===== Given records

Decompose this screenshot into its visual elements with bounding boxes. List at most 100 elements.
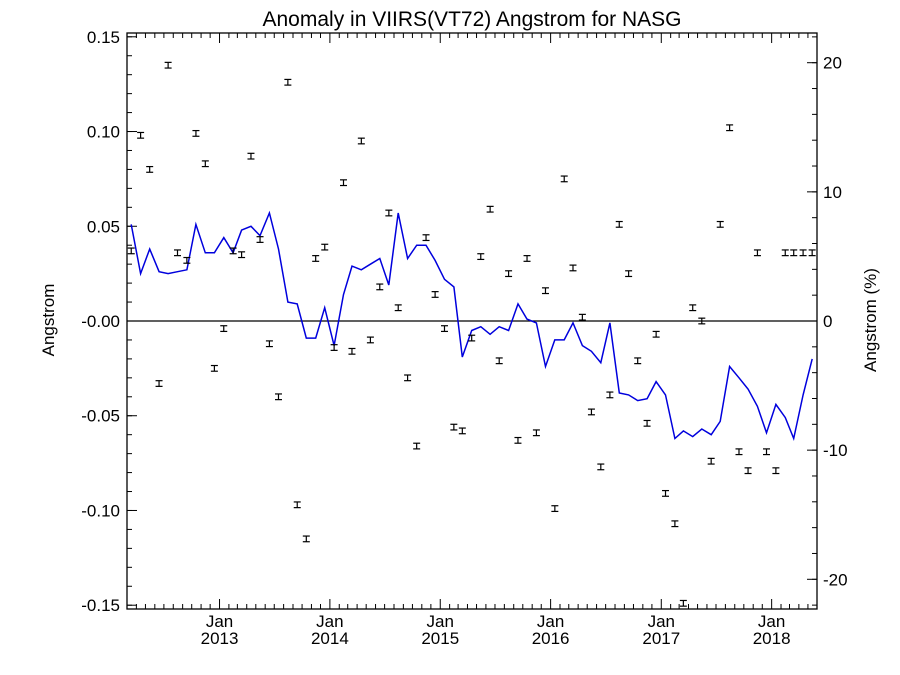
errorbar-point (127, 247, 135, 255)
errorbar-point (458, 427, 466, 435)
errorbar-point (229, 247, 237, 255)
errorbar-point (763, 448, 771, 456)
errorbar-point (247, 152, 255, 160)
errorbar-point (615, 220, 623, 228)
y-axis-label-right: Angstrom (%) (861, 268, 880, 372)
errorbar-point (265, 340, 273, 348)
errorbar-point (284, 78, 292, 86)
errorbar-point (422, 234, 430, 242)
x-tick-label-month: Jan (648, 612, 675, 631)
errorbar-point (569, 264, 577, 272)
errorbar-point (799, 249, 807, 257)
errorbar-point (302, 535, 310, 543)
y-tick-label-left: 0.15 (87, 28, 120, 47)
errorbar-point (707, 457, 715, 465)
x-tick-label-year: 2015 (421, 629, 459, 648)
errorbar-point (625, 270, 633, 278)
errorbar-point (578, 313, 586, 321)
series-line (130, 210, 813, 442)
y-tick-label-right: 0 (823, 312, 832, 331)
errorbar-point (726, 124, 734, 132)
errorbar-point (735, 448, 743, 456)
errorbar-point (155, 380, 163, 387)
errorbar-point (652, 330, 660, 338)
errorbar-point (744, 467, 752, 475)
errorbar-point (753, 249, 761, 257)
errorbar-point (330, 344, 338, 351)
x-tick-label-year: 2017 (642, 629, 680, 648)
errorbar-point (440, 325, 448, 333)
errorbar-point (385, 209, 393, 217)
x-tick-label-month: Jan (316, 612, 343, 631)
errorbar-point (551, 505, 559, 513)
y-tick-label-right: -10 (823, 441, 848, 460)
y-tick-label-right: 20 (823, 54, 842, 73)
errorbar-point (348, 347, 356, 355)
errorbar-point (477, 253, 485, 261)
errorbar-point (413, 442, 421, 450)
errorbar-point (164, 61, 172, 69)
errorbar-point (238, 251, 246, 259)
chart-title: Anomaly in VIIRS(VT72) Angstrom for NASG (263, 8, 682, 31)
errorbar-point (321, 243, 329, 251)
y-tick-label-left: -0.15 (81, 596, 120, 615)
errorbar-point (587, 408, 595, 416)
errorbar-point (643, 419, 651, 427)
plot-area: 0.15 0.10 0.05 -0.00 -0.05 -0.10 -0.15 20 10 0 -10… (81, 28, 847, 648)
errorbar-point (716, 220, 724, 228)
errorbar-point (339, 179, 347, 187)
x-tick-label-year: 2018 (753, 629, 791, 648)
errorbar-point (183, 256, 191, 264)
errorbar-point (790, 249, 798, 257)
errorbar-point (634, 357, 642, 365)
errorbar-point (357, 137, 365, 145)
errorbar-point (523, 255, 531, 262)
errorbar-point (366, 336, 374, 344)
errorbar-point (431, 291, 439, 298)
errorbar-point (532, 429, 540, 437)
errorbar-point (210, 364, 218, 372)
errorbar-point (376, 283, 384, 291)
errorbar-point (312, 255, 320, 262)
x-tick-label-year: 2013 (201, 629, 239, 648)
errorbar-point (560, 175, 568, 183)
y-tick-label-left: -0.00 (81, 312, 120, 331)
errorbar-point (293, 501, 301, 509)
errorbar-point (514, 436, 522, 444)
errorbar-point (689, 304, 697, 312)
errorbar-point (450, 423, 458, 431)
errorbar-point (505, 270, 513, 278)
errorbar-point (468, 334, 476, 342)
errorbar-point (597, 463, 605, 471)
y-axis-label-left: Angstrom (39, 284, 58, 357)
x-tick-label-month: Jan (427, 612, 454, 631)
y-tick-label-left: 0.05 (87, 217, 120, 236)
y-tick-label-left: -0.10 (81, 501, 120, 520)
errorbar-point (679, 599, 687, 607)
x-tick-label-month: Jan (537, 612, 564, 631)
errorbar-point (256, 236, 264, 243)
x-tick-label-month: Jan (758, 612, 785, 631)
x-tick-label-year: 2016 (532, 629, 570, 648)
y-tick-label-left: -0.05 (81, 407, 120, 426)
y-tick-label-left: 0.10 (87, 123, 120, 142)
y-tick-label-right: -20 (823, 570, 848, 589)
errorbar-point (404, 374, 412, 382)
errorbar-point (662, 489, 670, 497)
errorbar-point (146, 165, 154, 173)
errorbar-point (781, 249, 789, 257)
x-tick-label-month: Jan (206, 612, 233, 631)
errorbar-point (192, 129, 200, 137)
errorbar-point (671, 520, 679, 528)
errorbar-point (173, 249, 181, 257)
errorbar-point (808, 249, 816, 257)
errorbar-point (541, 287, 549, 295)
errorbar-point (220, 325, 228, 333)
y-tick-label-right: 10 (823, 183, 842, 202)
errorbar-point (486, 205, 494, 213)
errorbar-point (274, 393, 282, 401)
errorbar-point (201, 160, 209, 168)
errorbar-point (772, 467, 780, 475)
errorbar-point (137, 131, 145, 139)
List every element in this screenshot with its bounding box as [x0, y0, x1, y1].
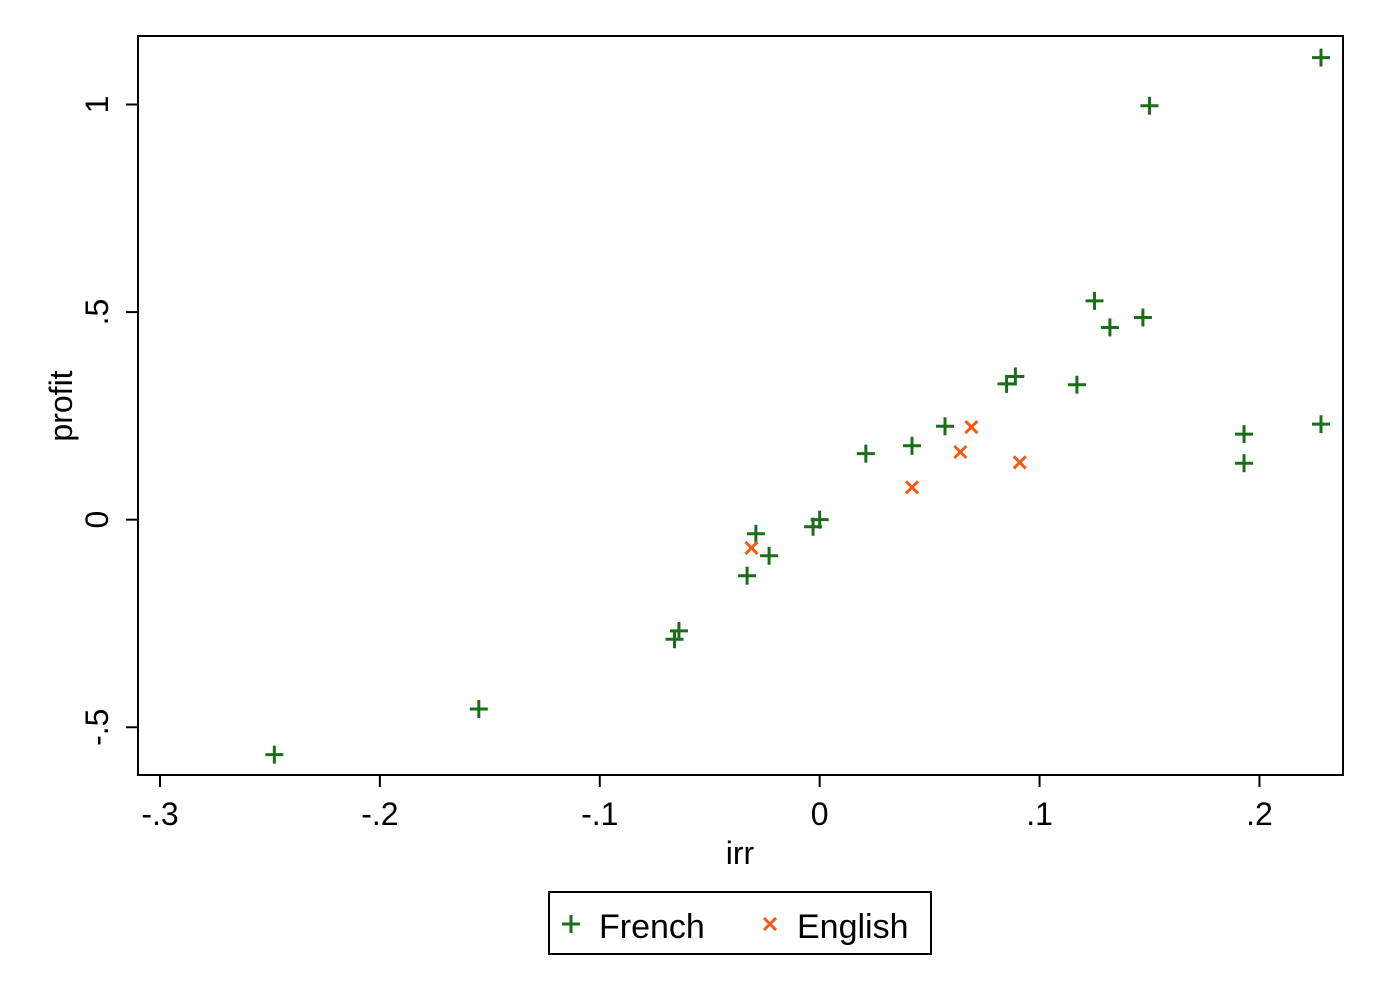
x-tick-label: 0 — [811, 796, 829, 832]
data-point-french — [669, 621, 688, 640]
legend-label-english: English — [797, 908, 909, 946]
data-point-english — [1012, 455, 1027, 470]
data-point-french — [1235, 425, 1254, 444]
data-point-french — [746, 524, 765, 543]
y-tick-label: -.5 — [79, 709, 115, 746]
x-tick-label: .1 — [1026, 796, 1053, 832]
legend-marker-french — [562, 915, 580, 933]
data-point-french — [1312, 48, 1331, 67]
x-axis-title: irr — [726, 835, 755, 871]
x-axis: -.3 -.2 -.1 0 .1 .2 — [141, 775, 1273, 832]
data-point-french — [760, 546, 779, 565]
data-point-french — [1006, 367, 1025, 386]
x-tick-label: -.1 — [581, 796, 618, 832]
data-points — [265, 48, 1331, 764]
y-tick-label: 1 — [79, 96, 115, 114]
y-tick-label: 0 — [79, 511, 115, 529]
data-point-english — [964, 420, 979, 435]
y-axis-title: profit — [43, 370, 79, 441]
data-point-french — [935, 417, 954, 436]
data-point-english — [744, 540, 759, 555]
data-point-french — [1100, 318, 1119, 337]
data-point-french — [1235, 454, 1254, 473]
data-point-english — [904, 480, 920, 495]
data-point-french — [1312, 415, 1331, 434]
data-point-french — [738, 566, 757, 585]
data-point-french — [810, 510, 829, 529]
data-point-french — [665, 630, 684, 649]
legend-symbol — [562, 915, 580, 933]
data-point-french — [1133, 308, 1152, 327]
data-point-french — [1085, 291, 1104, 310]
legend-symbol — [762, 916, 778, 932]
y-axis: -.5 0 .5 1 — [79, 96, 138, 746]
legend-box — [548, 891, 932, 955]
data-point-french — [1140, 96, 1159, 115]
legend-label-french: French — [599, 908, 705, 946]
legend: French English — [548, 891, 932, 955]
x-tick-label: -.3 — [141, 796, 178, 832]
data-point-french — [1067, 375, 1086, 394]
data-point-french — [469, 699, 488, 718]
x-tick-label: -.2 — [361, 796, 398, 832]
x-tick-label: .2 — [1246, 796, 1273, 832]
y-tick-label: .5 — [79, 299, 115, 326]
data-point-french — [856, 444, 875, 463]
data-point-french — [265, 745, 284, 764]
data-point-english — [953, 444, 968, 460]
data-point-french — [903, 436, 922, 455]
legend-marker-english — [762, 916, 778, 932]
plot-area — [137, 35, 1344, 776]
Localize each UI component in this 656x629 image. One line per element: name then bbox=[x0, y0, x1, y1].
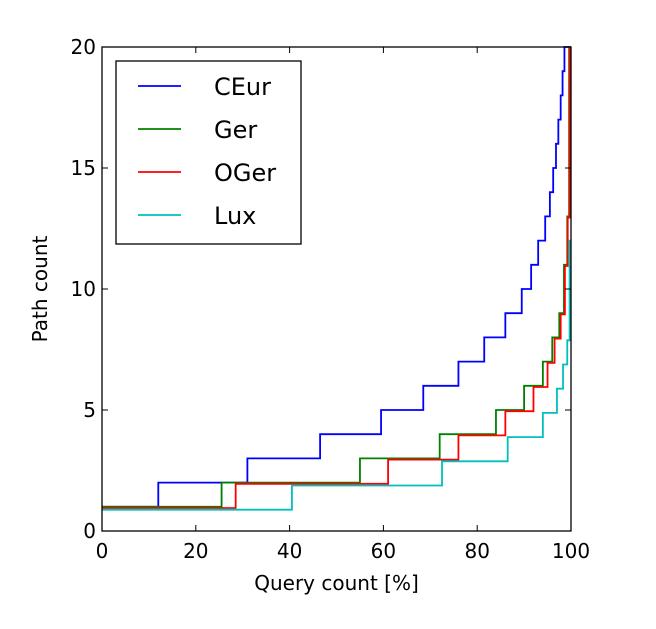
x-tick-label: 60 bbox=[371, 539, 396, 563]
x-tick-label: 40 bbox=[277, 539, 302, 563]
y-tick-label: 20 bbox=[71, 35, 96, 59]
y-tick-label: 0 bbox=[83, 519, 96, 543]
x-axis-label: Query count [%] bbox=[254, 571, 419, 595]
y-tick-label: 5 bbox=[83, 398, 96, 422]
x-tick-label: 100 bbox=[552, 539, 590, 563]
axes: 0 20 40 60 80 100 0 5 10 15 20 bbox=[71, 35, 591, 563]
legend-label-ceur: CEur bbox=[214, 73, 271, 101]
legend-label-lux: Lux bbox=[214, 202, 256, 230]
series-line-ceur bbox=[102, 46, 571, 508]
y-tick-label: 10 bbox=[71, 277, 96, 301]
legend: CEur Ger OGer Lux bbox=[115, 60, 302, 245]
series-line-oger bbox=[102, 46, 571, 509]
y-tick-label: 15 bbox=[71, 156, 96, 180]
plot-area bbox=[102, 46, 571, 511]
x-tick-label: 0 bbox=[96, 539, 109, 563]
legend-box bbox=[115, 60, 302, 245]
series-line-lux bbox=[102, 239, 571, 511]
legend-label-oger: OGer bbox=[214, 159, 276, 187]
x-tick-label: 80 bbox=[464, 539, 489, 563]
x-tick-label: 20 bbox=[183, 539, 208, 563]
y-axis-label: Path count bbox=[28, 235, 52, 342]
legend-label-ger: Ger bbox=[214, 116, 257, 144]
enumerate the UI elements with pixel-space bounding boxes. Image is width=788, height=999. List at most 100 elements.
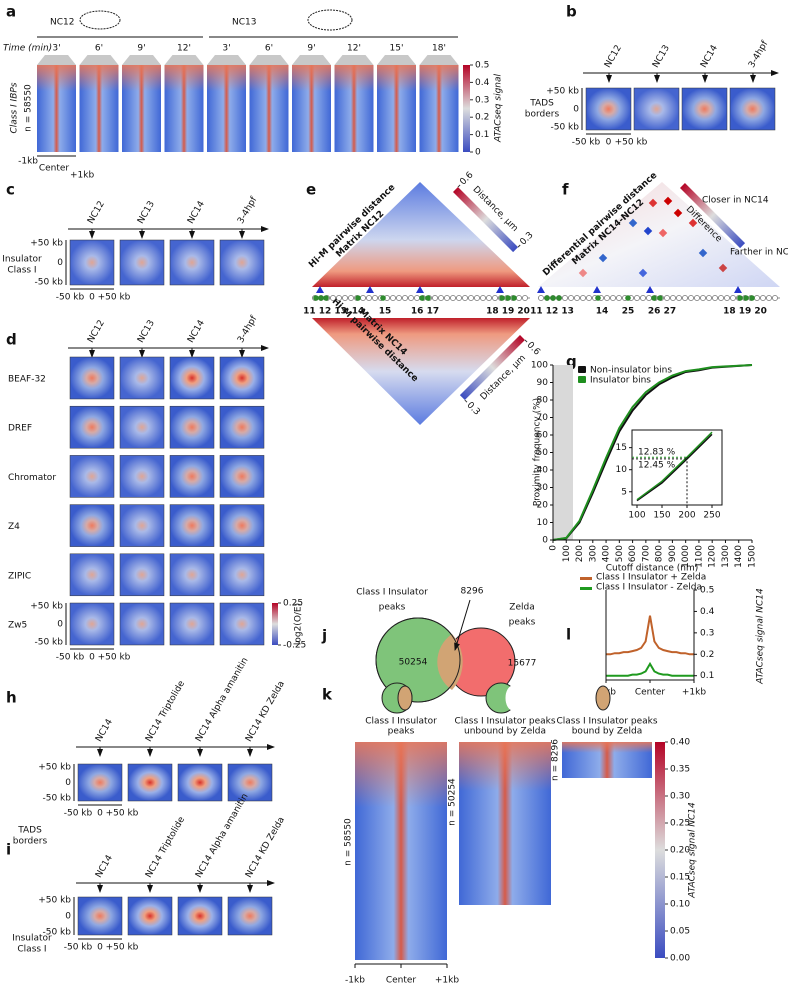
heatmap-title: Class I Insulator peaks [556, 717, 657, 727]
x-tick-label: 0 [97, 809, 103, 819]
panel-label: c [6, 181, 15, 199]
legend-label: Class I Insulator - Zelda [596, 583, 702, 593]
heatmap-fade [334, 65, 374, 152]
heatmap [77, 896, 123, 936]
series-line [552, 364, 753, 541]
bead [670, 295, 676, 301]
venn-count: 15677 [508, 659, 537, 669]
x-tick-label: 700 [641, 545, 651, 562]
panel-label: a [6, 3, 16, 21]
x-tick-label: Center [635, 688, 666, 698]
colorbar [655, 742, 665, 958]
bead [580, 295, 586, 301]
bead [737, 295, 743, 301]
bead [657, 295, 663, 301]
bead-label: 25 [622, 307, 635, 317]
stage-label: NC14 [186, 199, 207, 225]
heatmap-fade [79, 65, 119, 152]
bead [544, 295, 550, 301]
bead [419, 295, 425, 301]
bead [323, 295, 329, 301]
y-tick-label: -50 kb [43, 794, 72, 804]
set-label: Zelda [509, 603, 534, 613]
x-tick-label: +50 kb [615, 138, 648, 148]
shaded-region [553, 365, 573, 540]
panel-label: d [6, 331, 17, 349]
x-tick-label: 600 [628, 545, 638, 562]
x-tick-label: 0 [89, 293, 95, 303]
time-label: 6' [265, 44, 273, 54]
x-tick-label: +50 kb [106, 809, 139, 819]
colorbar [453, 187, 519, 253]
bead [390, 295, 396, 301]
bead [330, 295, 336, 301]
stage-label: NC14 [699, 43, 720, 69]
set-label: peaks [509, 618, 536, 628]
heatmap [119, 455, 165, 498]
heatmap-cap [419, 55, 459, 65]
y-tick-label: -50 kb [43, 928, 72, 938]
y-tick-label: 5 [621, 487, 627, 497]
x-tick-label: 100 [562, 545, 572, 562]
heatmap [69, 602, 115, 646]
bead [366, 295, 372, 301]
bead [610, 295, 616, 301]
legend-bar [680, 183, 746, 249]
heatmap [69, 553, 115, 597]
embryo-icon [79, 10, 121, 30]
heatmap [219, 455, 265, 498]
venn-count: 8296 [461, 587, 484, 597]
heatmap [119, 504, 165, 547]
heatmap-fade [122, 65, 161, 152]
y-tick-label: +50 kb [38, 763, 71, 773]
heatmap [633, 87, 680, 131]
heatmap-fade [562, 742, 652, 778]
y-tick-label: 0 [65, 912, 71, 922]
icon-zelda [595, 685, 611, 711]
row-label: ZIPIC [8, 571, 31, 581]
colorbar-tick-label: 0.5 [475, 61, 489, 71]
n-label: n = 8296 [551, 739, 561, 781]
colorbar-tick [524, 339, 528, 343]
x-label: Cutoff distance (nm) [606, 564, 699, 574]
bead [700, 295, 706, 301]
heatmap [119, 602, 165, 646]
series-line [606, 615, 694, 656]
heatmap [219, 553, 265, 597]
x-label: -1kb [18, 157, 38, 167]
time-label: 12' [347, 44, 361, 54]
y-tick-label: 60 [537, 431, 549, 441]
y-tick-label: 0 [57, 620, 63, 630]
colorbar-tick-label: 0.20 [670, 846, 690, 856]
bead [688, 295, 694, 301]
y-tick-label: 0 [542, 536, 548, 546]
heatmap-cap [334, 55, 374, 65]
x-tick-label: 400 [602, 545, 612, 562]
heatmap [127, 896, 173, 936]
difference-matrix [538, 182, 780, 287]
heatmap-fade [164, 65, 204, 152]
panel-label: b [566, 3, 577, 21]
heatmap-title: Class I Insulator peaks [454, 717, 555, 727]
x-tick-label: 150 [653, 511, 670, 521]
n-label: n = 58550 [344, 818, 354, 866]
x-tick-label: 1500 [748, 545, 758, 568]
panel-label: l [566, 626, 571, 644]
bead [380, 295, 386, 301]
bead [408, 295, 414, 301]
insulator-marker [496, 286, 504, 293]
x-tick-label: +50 kb [106, 943, 139, 953]
panel-label: f [562, 181, 569, 199]
bead [694, 295, 700, 301]
heatmap [681, 87, 728, 131]
colorbar-tick [517, 244, 521, 248]
stage-label: NC14 [186, 318, 207, 344]
y-tick-label: 90 [537, 378, 549, 388]
colorbar-tick-label: 0.6 [525, 340, 542, 357]
y-label: ATACseq signal NC14 [756, 588, 766, 685]
insulator-marker [646, 286, 654, 293]
heatmap [77, 763, 123, 802]
y-tick-label: 0.5 [700, 586, 714, 596]
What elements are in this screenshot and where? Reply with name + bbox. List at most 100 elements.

==========

Task to complete: Update the part of the listing that opens with the line containing "x-tick-label: 0 — [811, 796, 829, 832]" and closes with the line containing "data-point-french — [760, 546, 779, 565]", putting "point-french" wherever "data-point-french" appears and keeping everything else the same.

Reply to the exercise:
x-tick-label: 0 — [811, 796, 829, 832]
point-french — [669, 621, 688, 640]
legend-label-english: English — [797, 908, 909, 946]
data-point-english — [1012, 455, 1027, 470]
point-french — [1235, 425, 1254, 444]
point-french — [746, 524, 765, 543]
y-tick-label: -.5 — [79, 709, 115, 746]
x-tick-label: .1 — [1026, 796, 1053, 832]
legend-marker-french — [562, 915, 580, 933]
point-french — [1312, 48, 1331, 67]
x-axis-title: irr — [726, 835, 755, 871]
x-axis: -.3 -.2 -.1 0 .1 .2 — [141, 775, 1273, 832]
point-french — [760, 546, 779, 565]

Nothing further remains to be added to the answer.